Records
+===+

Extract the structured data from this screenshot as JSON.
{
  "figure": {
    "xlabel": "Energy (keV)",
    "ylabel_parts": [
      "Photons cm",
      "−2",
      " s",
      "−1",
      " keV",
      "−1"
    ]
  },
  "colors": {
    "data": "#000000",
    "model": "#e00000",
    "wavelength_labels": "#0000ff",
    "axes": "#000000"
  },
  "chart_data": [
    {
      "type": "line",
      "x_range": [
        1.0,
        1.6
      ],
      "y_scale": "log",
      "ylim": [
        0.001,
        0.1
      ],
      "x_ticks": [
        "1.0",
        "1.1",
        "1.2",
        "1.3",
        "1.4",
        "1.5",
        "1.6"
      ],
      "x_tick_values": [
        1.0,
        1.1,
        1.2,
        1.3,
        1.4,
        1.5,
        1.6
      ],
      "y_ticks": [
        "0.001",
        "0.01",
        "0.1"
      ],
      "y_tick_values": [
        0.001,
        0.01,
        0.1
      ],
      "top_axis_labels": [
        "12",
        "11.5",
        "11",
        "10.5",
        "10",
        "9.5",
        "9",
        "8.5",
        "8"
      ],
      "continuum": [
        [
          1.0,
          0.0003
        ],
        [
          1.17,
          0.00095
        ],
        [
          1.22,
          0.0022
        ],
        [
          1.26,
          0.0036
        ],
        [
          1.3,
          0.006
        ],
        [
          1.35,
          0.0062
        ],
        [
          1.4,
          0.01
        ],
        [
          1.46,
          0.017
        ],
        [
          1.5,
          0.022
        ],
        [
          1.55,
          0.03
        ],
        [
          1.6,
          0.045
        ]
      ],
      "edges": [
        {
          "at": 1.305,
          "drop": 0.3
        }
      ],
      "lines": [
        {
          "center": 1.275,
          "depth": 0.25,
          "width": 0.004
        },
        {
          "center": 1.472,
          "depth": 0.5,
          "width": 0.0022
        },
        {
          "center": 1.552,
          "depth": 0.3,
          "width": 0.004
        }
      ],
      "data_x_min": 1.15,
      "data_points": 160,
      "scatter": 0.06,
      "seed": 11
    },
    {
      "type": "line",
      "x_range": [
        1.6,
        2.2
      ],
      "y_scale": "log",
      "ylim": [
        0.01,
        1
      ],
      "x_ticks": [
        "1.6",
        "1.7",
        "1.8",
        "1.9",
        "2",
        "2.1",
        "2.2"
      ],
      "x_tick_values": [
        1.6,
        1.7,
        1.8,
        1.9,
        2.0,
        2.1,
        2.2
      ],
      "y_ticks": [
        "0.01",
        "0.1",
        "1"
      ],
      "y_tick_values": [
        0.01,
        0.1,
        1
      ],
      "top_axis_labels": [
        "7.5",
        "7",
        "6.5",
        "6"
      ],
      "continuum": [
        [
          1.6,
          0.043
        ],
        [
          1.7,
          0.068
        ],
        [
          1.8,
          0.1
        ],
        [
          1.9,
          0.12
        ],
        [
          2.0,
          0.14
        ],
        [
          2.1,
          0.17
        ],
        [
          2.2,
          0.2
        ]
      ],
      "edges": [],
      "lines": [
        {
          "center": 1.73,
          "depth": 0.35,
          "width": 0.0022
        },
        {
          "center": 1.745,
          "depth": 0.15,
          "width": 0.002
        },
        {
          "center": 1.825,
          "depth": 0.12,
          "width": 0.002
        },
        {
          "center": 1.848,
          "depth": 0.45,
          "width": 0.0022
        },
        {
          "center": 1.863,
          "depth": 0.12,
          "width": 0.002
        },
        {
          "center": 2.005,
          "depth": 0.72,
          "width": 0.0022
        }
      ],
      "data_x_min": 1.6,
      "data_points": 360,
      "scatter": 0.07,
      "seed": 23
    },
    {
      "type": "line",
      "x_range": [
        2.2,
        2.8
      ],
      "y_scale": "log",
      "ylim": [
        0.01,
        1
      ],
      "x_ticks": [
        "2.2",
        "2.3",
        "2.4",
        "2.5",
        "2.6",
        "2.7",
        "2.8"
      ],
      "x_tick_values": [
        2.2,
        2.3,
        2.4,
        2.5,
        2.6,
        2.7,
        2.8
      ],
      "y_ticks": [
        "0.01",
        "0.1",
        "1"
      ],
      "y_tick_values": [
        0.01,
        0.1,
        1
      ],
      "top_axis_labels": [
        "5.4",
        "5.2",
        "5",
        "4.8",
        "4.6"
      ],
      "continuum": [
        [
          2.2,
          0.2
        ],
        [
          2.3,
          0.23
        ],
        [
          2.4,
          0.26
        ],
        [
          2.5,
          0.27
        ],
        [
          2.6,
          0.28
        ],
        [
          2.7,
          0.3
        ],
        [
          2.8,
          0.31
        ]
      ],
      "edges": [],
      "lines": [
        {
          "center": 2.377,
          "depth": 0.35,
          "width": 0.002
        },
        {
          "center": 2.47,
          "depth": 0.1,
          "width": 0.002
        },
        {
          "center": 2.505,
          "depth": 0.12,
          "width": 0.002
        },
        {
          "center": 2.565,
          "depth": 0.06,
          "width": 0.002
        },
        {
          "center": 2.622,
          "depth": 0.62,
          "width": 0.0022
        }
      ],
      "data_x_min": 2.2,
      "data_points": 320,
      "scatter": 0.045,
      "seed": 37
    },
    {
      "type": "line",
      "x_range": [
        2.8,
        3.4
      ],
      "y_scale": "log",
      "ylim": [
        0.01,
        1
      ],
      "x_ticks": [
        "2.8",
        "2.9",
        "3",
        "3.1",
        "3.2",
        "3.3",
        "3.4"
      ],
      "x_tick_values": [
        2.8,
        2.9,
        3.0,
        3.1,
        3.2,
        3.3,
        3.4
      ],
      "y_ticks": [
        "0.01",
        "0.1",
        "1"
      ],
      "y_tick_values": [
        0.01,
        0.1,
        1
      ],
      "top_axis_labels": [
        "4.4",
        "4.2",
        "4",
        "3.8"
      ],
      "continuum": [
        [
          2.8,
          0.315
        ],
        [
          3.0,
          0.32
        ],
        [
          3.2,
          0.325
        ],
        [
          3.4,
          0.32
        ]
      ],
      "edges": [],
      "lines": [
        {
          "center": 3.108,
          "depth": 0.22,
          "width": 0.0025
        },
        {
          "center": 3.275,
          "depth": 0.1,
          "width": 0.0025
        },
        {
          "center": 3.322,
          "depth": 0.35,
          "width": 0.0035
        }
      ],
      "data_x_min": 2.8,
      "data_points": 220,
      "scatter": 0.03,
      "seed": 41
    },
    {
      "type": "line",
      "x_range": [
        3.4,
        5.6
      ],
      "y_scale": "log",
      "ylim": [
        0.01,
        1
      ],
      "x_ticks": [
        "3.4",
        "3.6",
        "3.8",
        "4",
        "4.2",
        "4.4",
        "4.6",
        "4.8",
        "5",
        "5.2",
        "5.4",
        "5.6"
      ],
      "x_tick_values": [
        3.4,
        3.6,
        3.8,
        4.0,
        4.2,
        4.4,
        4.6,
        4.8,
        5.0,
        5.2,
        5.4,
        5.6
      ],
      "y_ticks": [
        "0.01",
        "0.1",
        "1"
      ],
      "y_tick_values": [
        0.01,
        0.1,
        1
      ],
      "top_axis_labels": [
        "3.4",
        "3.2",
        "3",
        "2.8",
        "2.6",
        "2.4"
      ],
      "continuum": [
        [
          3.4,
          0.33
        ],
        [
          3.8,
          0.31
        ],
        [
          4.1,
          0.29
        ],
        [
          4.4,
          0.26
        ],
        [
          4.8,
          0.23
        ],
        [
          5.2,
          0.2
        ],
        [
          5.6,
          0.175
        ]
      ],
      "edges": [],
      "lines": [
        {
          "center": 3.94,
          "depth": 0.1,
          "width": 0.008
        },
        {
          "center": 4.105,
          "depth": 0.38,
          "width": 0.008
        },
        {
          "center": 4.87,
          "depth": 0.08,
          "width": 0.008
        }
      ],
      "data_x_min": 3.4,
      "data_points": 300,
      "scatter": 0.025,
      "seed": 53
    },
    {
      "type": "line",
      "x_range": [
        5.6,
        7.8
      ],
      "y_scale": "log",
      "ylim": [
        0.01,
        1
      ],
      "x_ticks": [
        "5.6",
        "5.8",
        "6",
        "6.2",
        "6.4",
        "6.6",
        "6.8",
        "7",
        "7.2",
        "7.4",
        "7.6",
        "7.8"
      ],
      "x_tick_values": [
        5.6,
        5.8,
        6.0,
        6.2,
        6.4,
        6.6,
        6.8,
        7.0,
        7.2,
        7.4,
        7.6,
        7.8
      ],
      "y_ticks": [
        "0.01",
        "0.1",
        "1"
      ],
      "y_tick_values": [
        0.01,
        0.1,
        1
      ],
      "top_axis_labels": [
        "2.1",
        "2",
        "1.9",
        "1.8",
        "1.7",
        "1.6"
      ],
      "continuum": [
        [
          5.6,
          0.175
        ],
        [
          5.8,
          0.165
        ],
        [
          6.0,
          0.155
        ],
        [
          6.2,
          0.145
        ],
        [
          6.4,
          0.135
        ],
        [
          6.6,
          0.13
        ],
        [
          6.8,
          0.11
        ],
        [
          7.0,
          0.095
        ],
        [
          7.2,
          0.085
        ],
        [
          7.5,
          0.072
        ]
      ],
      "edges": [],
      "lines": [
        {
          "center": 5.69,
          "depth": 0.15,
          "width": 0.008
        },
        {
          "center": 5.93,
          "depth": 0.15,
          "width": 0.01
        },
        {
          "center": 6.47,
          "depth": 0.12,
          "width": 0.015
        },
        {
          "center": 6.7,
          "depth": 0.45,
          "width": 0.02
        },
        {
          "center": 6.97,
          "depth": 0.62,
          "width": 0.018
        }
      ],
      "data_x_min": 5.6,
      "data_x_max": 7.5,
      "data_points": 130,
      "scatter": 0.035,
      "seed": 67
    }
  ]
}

+===+

Exercise instructions
Copy each line of the records containing the string "seed".

Task response
      "seed": 11
      "seed": 23
      "seed": 37
      "seed": 41
      "seed": 53
      "seed": 67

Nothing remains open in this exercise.